#### PROMPT
Skip any picture you find and retype all the remaining lines exactly.

#### STORED RECORDS
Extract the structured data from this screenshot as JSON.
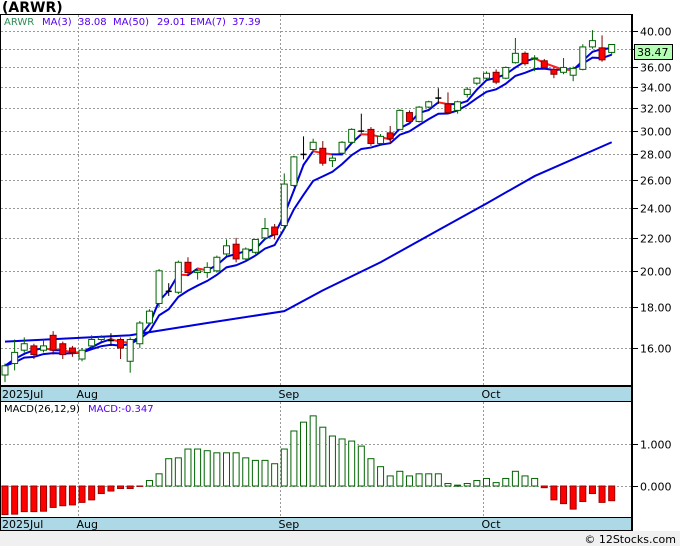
{
  "title": "(ARWR)",
  "legend": {
    "symbol": "ARWR",
    "ma3_label": "MA(3)",
    "ma3_value": "38.08",
    "ma50_label": "MA(50)",
    "ma50_value": "29.01",
    "ema7_label": "EMA(7)",
    "ema7_value": "37.39"
  },
  "macd_legend": {
    "label": "MACD(26,12,9)",
    "value": "MACD:-0.347"
  },
  "last_price": "38.47",
  "footer": "© 12Stocks.com",
  "x_labels": [
    "2025Jul",
    "Aug",
    "Sep",
    "Oct"
  ],
  "colors": {
    "up": "#006400",
    "down": "#ff0000",
    "ma": "#0000dd",
    "band": "#add8e6",
    "price_box": "#b3ffb3"
  },
  "chart_data": [
    {
      "type": "candlestick",
      "title": "ARWR",
      "scale": "log",
      "ylim": [
        14.4,
        41.2
      ],
      "y_ticks": [
        "40.00",
        "38.00",
        "36.00",
        "34.00",
        "32.00",
        "30.00",
        "28.00",
        "26.00",
        "24.00",
        "22.00",
        "20.00",
        "18.00",
        "16.00"
      ],
      "x_ticks": [
        {
          "label": "2025Jul",
          "index": 0
        },
        {
          "label": "Aug",
          "index": 8
        },
        {
          "label": "Sep",
          "index": 29
        },
        {
          "label": "Oct",
          "index": 50
        }
      ],
      "ohlc": [
        [
          14.8,
          15.3,
          14.5,
          15.2
        ],
        [
          15.3,
          16.4,
          15.0,
          15.8
        ],
        [
          15.9,
          16.5,
          15.8,
          16.2
        ],
        [
          16.1,
          16.2,
          15.5,
          15.7
        ],
        [
          15.9,
          16.4,
          15.8,
          16.1
        ],
        [
          16.6,
          16.8,
          15.7,
          15.9
        ],
        [
          16.2,
          16.3,
          15.5,
          15.7
        ],
        [
          16.0,
          16.1,
          15.6,
          15.8
        ],
        [
          15.5,
          16.0,
          15.4,
          15.9
        ],
        [
          16.1,
          16.6,
          16.0,
          16.4
        ],
        [
          16.4,
          16.6,
          16.3,
          16.5
        ],
        [
          16.3,
          16.7,
          16.1,
          16.35
        ],
        [
          16.4,
          16.5,
          15.5,
          16.0
        ],
        [
          15.4,
          16.5,
          14.9,
          16.4
        ],
        [
          16.2,
          17.3,
          16.0,
          17.2
        ],
        [
          17.2,
          17.9,
          17.1,
          17.8
        ],
        [
          18.2,
          20.1,
          18.0,
          20.0
        ],
        [
          18.8,
          19.3,
          18.6,
          18.85
        ],
        [
          18.8,
          20.6,
          18.7,
          20.5
        ],
        [
          20.5,
          20.8,
          19.8,
          19.9
        ],
        [
          19.9,
          20.1,
          19.5,
          20.0
        ],
        [
          19.9,
          20.5,
          19.6,
          20.2
        ],
        [
          20.0,
          20.9,
          19.9,
          20.8
        ],
        [
          21.0,
          21.9,
          20.9,
          21.5
        ],
        [
          21.6,
          22.0,
          20.5,
          20.7
        ],
        [
          20.7,
          21.4,
          20.6,
          21.3
        ],
        [
          21.1,
          21.9,
          21.0,
          21.9
        ],
        [
          22.0,
          23.3,
          21.9,
          22.6
        ],
        [
          22.7,
          22.9,
          21.9,
          22.2
        ],
        [
          22.8,
          26.5,
          22.5,
          25.7
        ],
        [
          25.6,
          27.9,
          25.5,
          27.8
        ],
        [
          28.0,
          29.5,
          27.6,
          28.0
        ],
        [
          28.4,
          29.3,
          28.2,
          29.0
        ],
        [
          28.5,
          29.1,
          27.1,
          27.3
        ],
        [
          27.5,
          27.9,
          27.0,
          27.7
        ],
        [
          28.1,
          29.1,
          28.0,
          29.0
        ],
        [
          29.0,
          30.2,
          28.9,
          30.1
        ],
        [
          29.9,
          31.5,
          29.8,
          29.95
        ],
        [
          30.1,
          30.3,
          28.7,
          28.9
        ],
        [
          28.9,
          29.7,
          28.8,
          29.5
        ],
        [
          29.8,
          30.4,
          28.9,
          29.3
        ],
        [
          30.1,
          31.9,
          30.0,
          31.8
        ],
        [
          31.6,
          31.8,
          30.6,
          30.8
        ],
        [
          30.8,
          32.2,
          30.7,
          32.1
        ],
        [
          32.1,
          32.7,
          32.0,
          32.6
        ],
        [
          32.9,
          33.9,
          32.4,
          32.95
        ],
        [
          32.4,
          33.5,
          31.5,
          31.6
        ],
        [
          31.8,
          32.7,
          31.5,
          32.6
        ],
        [
          33.3,
          34.0,
          33.0,
          33.8
        ],
        [
          34.4,
          35.0,
          34.2,
          34.9
        ],
        [
          34.9,
          35.6,
          34.8,
          35.4
        ],
        [
          35.5,
          35.8,
          34.3,
          34.5
        ],
        [
          34.9,
          36.1,
          34.8,
          36.0
        ],
        [
          36.5,
          39.2,
          36.4,
          37.5
        ],
        [
          37.5,
          37.7,
          36.2,
          36.4
        ],
        [
          36.9,
          37.3,
          35.6,
          37.0
        ],
        [
          36.7,
          36.9,
          35.9,
          36.0
        ],
        [
          35.8,
          36.0,
          34.9,
          35.3
        ],
        [
          35.5,
          37.0,
          35.3,
          36.0
        ],
        [
          35.2,
          36.1,
          34.6,
          35.9
        ],
        [
          35.8,
          38.5,
          35.7,
          38.2
        ],
        [
          38.2,
          40.1,
          38.0,
          38.9
        ],
        [
          38.1,
          39.5,
          36.6,
          36.8
        ],
        [
          37.6,
          38.5,
          37.3,
          38.47
        ]
      ],
      "ma50_points": [
        [
          0,
          16.3
        ],
        [
          13,
          16.6
        ],
        [
          21,
          17.2
        ],
        [
          29,
          17.8
        ],
        [
          33,
          18.9
        ],
        [
          39,
          20.5
        ],
        [
          45,
          22.5
        ],
        [
          50,
          24.3
        ],
        [
          55,
          26.3
        ],
        [
          63,
          29.0
        ]
      ]
    },
    {
      "type": "bar",
      "title": "MACD(26,12,9)",
      "ylim": [
        -0.75,
        2.0
      ],
      "y_ticks": [
        "1.000",
        "0.000"
      ],
      "values": [
        -0.68,
        -0.67,
        -0.61,
        -0.61,
        -0.6,
        -0.51,
        -0.47,
        -0.45,
        -0.39,
        -0.33,
        -0.18,
        -0.12,
        -0.06,
        -0.06,
        -0.01,
        0.13,
        0.29,
        0.65,
        0.67,
        0.88,
        0.88,
        0.84,
        0.79,
        0.79,
        0.79,
        0.67,
        0.61,
        0.61,
        0.53,
        0.88,
        1.31,
        1.52,
        1.67,
        1.4,
        1.19,
        1.12,
        1.07,
        0.95,
        0.65,
        0.46,
        0.24,
        0.35,
        0.24,
        0.29,
        0.29,
        0.29,
        0.06,
        0.02,
        0.06,
        0.13,
        0.18,
        0.08,
        0.18,
        0.35,
        0.24,
        0.18,
        -0.04,
        -0.33,
        -0.42,
        -0.55,
        -0.37,
        -0.18,
        -0.39,
        -0.35
      ]
    }
  ]
}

#### THE SOLUTION
Extract the structured data from this screenshot as JSON.
{
  "title": "(ARWR)",
  "legend": {
    "symbol": "ARWR",
    "ma3_label": "MA(3)",
    "ma3_value": "38.08",
    "ma50_label": "MA(50)",
    "ma50_value": "29.01",
    "ema7_label": "EMA(7)",
    "ema7_value": "37.39"
  },
  "macd_legend": {
    "label": "MACD(26,12,9)",
    "value": "MACD:-0.347"
  },
  "last_price": "38.47",
  "footer": "© 12Stocks.com",
  "x_labels": [
    "2025Jul",
    "Aug",
    "Sep",
    "Oct"
  ],
  "colors": {
    "up": "#006400",
    "down": "#ff0000",
    "ma": "#0000dd",
    "band": "#add8e6",
    "price_box": "#b3ffb3"
  },
  "chart_data": [
    {
      "type": "candlestick",
      "title": "ARWR",
      "scale": "log",
      "ylim": [
        14.4,
        41.2
      ],
      "y_ticks": [
        "40.00",
        "38.00",
        "36.00",
        "34.00",
        "32.00",
        "30.00",
        "28.00",
        "26.00",
        "24.00",
        "22.00",
        "20.00",
        "18.00",
        "16.00"
      ],
      "x_ticks": [
        {
          "label": "2025Jul",
          "index": 0
        },
        {
          "label": "Aug",
          "index": 8
        },
        {
          "label": "Sep",
          "index": 29
        },
        {
          "label": "Oct",
          "index": 50
        }
      ],
      "ohlc": [
        [
          14.8,
          15.3,
          14.5,
          15.2
        ],
        [
          15.3,
          16.4,
          15.0,
          15.8
        ],
        [
          15.9,
          16.5,
          15.8,
          16.2
        ],
        [
          16.1,
          16.2,
          15.5,
          15.7
        ],
        [
          15.9,
          16.4,
          15.8,
          16.1
        ],
        [
          16.6,
          16.8,
          15.7,
          15.9
        ],
        [
          16.2,
          16.3,
          15.5,
          15.7
        ],
        [
          16.0,
          16.1,
          15.6,
          15.8
        ],
        [
          15.5,
          16.0,
          15.4,
          15.9
        ],
        [
          16.1,
          16.6,
          16.0,
          16.4
        ],
        [
          16.4,
          16.6,
          16.3,
          16.5
        ],
        [
          16.3,
          16.7,
          16.1,
          16.35
        ],
        [
          16.4,
          16.5,
          15.5,
          16.0
        ],
        [
          15.4,
          16.5,
          14.9,
          16.4
        ],
        [
          16.2,
          17.3,
          16.0,
          17.2
        ],
        [
          17.2,
          17.9,
          17.1,
          17.8
        ],
        [
          18.2,
          20.1,
          18.0,
          20.0
        ],
        [
          18.8,
          19.3,
          18.6,
          18.85
        ],
        [
          18.8,
          20.6,
          18.7,
          20.5
        ],
        [
          20.5,
          20.8,
          19.8,
          19.9
        ],
        [
          19.9,
          20.1,
          19.5,
          20.0
        ],
        [
          19.9,
          20.5,
          19.6,
          20.2
        ],
        [
          20.0,
          20.9,
          19.9,
          20.8
        ],
        [
          21.0,
          21.9,
          20.9,
          21.5
        ],
        [
          21.6,
          22.0,
          20.5,
          20.7
        ],
        [
          20.7,
          21.4,
          20.6,
          21.3
        ],
        [
          21.1,
          21.9,
          21.0,
          21.9
        ],
        [
          22.0,
          23.3,
          21.9,
          22.6
        ],
        [
          22.7,
          22.9,
          21.9,
          22.2
        ],
        [
          22.8,
          26.5,
          22.5,
          25.7
        ],
        [
          25.6,
          27.9,
          25.5,
          27.8
        ],
        [
          28.0,
          29.5,
          27.6,
          28.0
        ],
        [
          28.4,
          29.3,
          28.2,
          29.0
        ],
        [
          28.5,
          29.1,
          27.1,
          27.3
        ],
        [
          27.5,
          27.9,
          27.0,
          27.7
        ],
        [
          28.1,
          29.1,
          28.0,
          29.0
        ],
        [
          29.0,
          30.2,
          28.9,
          30.1
        ],
        [
          29.9,
          31.5,
          29.8,
          29.95
        ],
        [
          30.1,
          30.3,
          28.7,
          28.9
        ],
        [
          28.9,
          29.7,
          28.8,
          29.5
        ],
        [
          29.8,
          30.4,
          28.9,
          29.3
        ],
        [
          30.1,
          31.9,
          30.0,
          31.8
        ],
        [
          31.6,
          31.8,
          30.6,
          30.8
        ],
        [
          30.8,
          32.2,
          30.7,
          32.1
        ],
        [
          32.1,
          32.7,
          32.0,
          32.6
        ],
        [
          32.9,
          33.9,
          32.4,
          32.95
        ],
        [
          32.4,
          33.5,
          31.5,
          31.6
        ],
        [
          31.8,
          32.7,
          31.5,
          32.6
        ],
        [
          33.3,
          34.0,
          33.0,
          33.8
        ],
        [
          34.4,
          35.0,
          34.2,
          34.9
        ],
        [
          34.9,
          35.6,
          34.8,
          35.4
        ],
        [
          35.5,
          35.8,
          34.3,
          34.5
        ],
        [
          34.9,
          36.1,
          34.8,
          36.0
        ],
        [
          36.5,
          39.2,
          36.4,
          37.5
        ],
        [
          37.5,
          37.7,
          36.2,
          36.4
        ],
        [
          36.9,
          37.3,
          35.6,
          37.0
        ],
        [
          36.7,
          36.9,
          35.9,
          36.0
        ],
        [
          35.8,
          36.0,
          34.9,
          35.3
        ],
        [
          35.5,
          37.0,
          35.3,
          36.0
        ],
        [
          35.2,
          36.1,
          34.6,
          35.9
        ],
        [
          35.8,
          38.5,
          35.7,
          38.2
        ],
        [
          38.2,
          40.1,
          38.0,
          38.9
        ],
        [
          38.1,
          39.5,
          36.6,
          36.8
        ],
        [
          37.6,
          38.5,
          37.3,
          38.47
        ]
      ],
      "ma50_points": [
        [
          0,
          16.3
        ],
        [
          13,
          16.6
        ],
        [
          21,
          17.2
        ],
        [
          29,
          17.8
        ],
        [
          33,
          18.9
        ],
        [
          39,
          20.5
        ],
        [
          45,
          22.5
        ],
        [
          50,
          24.3
        ],
        [
          55,
          26.3
        ],
        [
          63,
          29.0
        ]
      ]
    },
    {
      "type": "bar",
      "title": "MACD(26,12,9)",
      "ylim": [
        -0.75,
        2.0
      ],
      "y_ticks": [
        "1.000",
        "0.000"
      ],
      "values": [
        -0.68,
        -0.67,
        -0.61,
        -0.61,
        -0.6,
        -0.51,
        -0.47,
        -0.45,
        -0.39,
        -0.33,
        -0.18,
        -0.12,
        -0.06,
        -0.06,
        -0.01,
        0.13,
        0.29,
        0.65,
        0.67,
        0.88,
        0.88,
        0.84,
        0.79,
        0.79,
        0.79,
        0.67,
        0.61,
        0.61,
        0.53,
        0.88,
        1.31,
        1.52,
        1.67,
        1.4,
        1.19,
        1.12,
        1.07,
        0.95,
        0.65,
        0.46,
        0.24,
        0.35,
        0.24,
        0.29,
        0.29,
        0.29,
        0.06,
        0.02,
        0.06,
        0.13,
        0.18,
        0.08,
        0.18,
        0.35,
        0.24,
        0.18,
        -0.04,
        -0.33,
        -0.42,
        -0.55,
        -0.37,
        -0.18,
        -0.39,
        -0.35
      ]
    }
  ]
}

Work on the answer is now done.